→ DATASET ROWS:
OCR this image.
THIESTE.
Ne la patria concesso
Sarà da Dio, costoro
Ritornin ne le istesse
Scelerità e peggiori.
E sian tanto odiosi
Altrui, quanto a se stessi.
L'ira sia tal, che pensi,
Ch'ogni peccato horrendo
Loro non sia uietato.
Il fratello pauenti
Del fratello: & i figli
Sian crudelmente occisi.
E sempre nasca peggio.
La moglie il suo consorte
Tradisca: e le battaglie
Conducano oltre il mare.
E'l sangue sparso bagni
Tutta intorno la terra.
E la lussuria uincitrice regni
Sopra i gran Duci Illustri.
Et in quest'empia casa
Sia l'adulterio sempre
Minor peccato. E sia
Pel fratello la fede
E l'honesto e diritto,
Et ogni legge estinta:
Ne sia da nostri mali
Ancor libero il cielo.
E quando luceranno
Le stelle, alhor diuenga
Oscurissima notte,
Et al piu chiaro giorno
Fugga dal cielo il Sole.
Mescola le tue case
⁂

→ WHAT THIS TASK INVOLVES: Reproduce the material above exactly; please quote every line of it.

→ FULL RESPONSE:
OCR this image.
THIESTE.
Ne la patria concesso
Sarà da Dio, costoro
Ritornin ne le istesse
Scelerità e peggiori.
E sian tanto odiosi
Altrui, quanto a se stessi.
L'ira sia tal, che pensi,
Ch'ogni peccato horrendo
Loro non sia uietato.
Il fratello pauenti
Del fratello: & i figli
Sian crudelmente occisi.
E sempre nasca peggio.
La moglie il suo consorte
Tradisca: e le battaglie
Conducano oltre il mare.
E'l sangue sparso bagni
Tutta intorno la terra.
E la lussuria uincitrice regni
Sopra i gran Duci Illustri.
Et in quest'empia casa
Sia l'adulterio sempre
Minor peccato. E sia
Pel fratello la fede
E l'honesto e diritto,
Et ogni legge estinta:
Ne sia da nostri mali
Ancor libero il cielo.
E quando luceranno
Le stelle, alhor diuenga
Oscurissima notte,
Et al piu chiaro giorno
Fugga dal cielo il Sole.
Mescola le tue case
⁂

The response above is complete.